(Source records)

+-------+

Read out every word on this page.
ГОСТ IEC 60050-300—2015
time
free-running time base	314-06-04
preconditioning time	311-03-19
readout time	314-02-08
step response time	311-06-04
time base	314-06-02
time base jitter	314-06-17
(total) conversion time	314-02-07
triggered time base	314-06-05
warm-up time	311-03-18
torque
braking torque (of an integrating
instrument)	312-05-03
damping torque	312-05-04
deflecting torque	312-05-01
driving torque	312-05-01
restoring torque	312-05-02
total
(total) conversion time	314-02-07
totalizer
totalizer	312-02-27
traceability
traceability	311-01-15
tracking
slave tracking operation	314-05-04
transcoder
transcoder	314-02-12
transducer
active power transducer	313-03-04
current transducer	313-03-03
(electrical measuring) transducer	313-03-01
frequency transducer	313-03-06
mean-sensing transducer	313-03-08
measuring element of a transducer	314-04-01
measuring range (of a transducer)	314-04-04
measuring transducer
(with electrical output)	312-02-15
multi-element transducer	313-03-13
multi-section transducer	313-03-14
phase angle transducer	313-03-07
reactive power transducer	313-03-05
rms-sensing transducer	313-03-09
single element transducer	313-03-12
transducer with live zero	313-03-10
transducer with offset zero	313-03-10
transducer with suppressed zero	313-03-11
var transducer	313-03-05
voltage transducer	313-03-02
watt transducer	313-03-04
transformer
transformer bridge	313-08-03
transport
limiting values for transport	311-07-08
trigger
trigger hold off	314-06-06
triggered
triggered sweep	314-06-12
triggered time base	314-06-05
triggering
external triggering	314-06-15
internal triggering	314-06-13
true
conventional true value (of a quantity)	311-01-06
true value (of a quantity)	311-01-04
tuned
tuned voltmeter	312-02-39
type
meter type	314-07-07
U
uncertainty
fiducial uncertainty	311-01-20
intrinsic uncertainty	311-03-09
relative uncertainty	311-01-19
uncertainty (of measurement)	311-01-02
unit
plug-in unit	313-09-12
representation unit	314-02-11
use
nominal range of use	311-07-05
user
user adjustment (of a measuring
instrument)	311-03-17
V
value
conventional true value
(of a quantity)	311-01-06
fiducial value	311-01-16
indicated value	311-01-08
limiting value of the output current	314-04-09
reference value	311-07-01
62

+-------+

Find the lines that include the string "unit", then copy each of them.

unit
plug-in unit	313-09-12
representation unit	314-02-11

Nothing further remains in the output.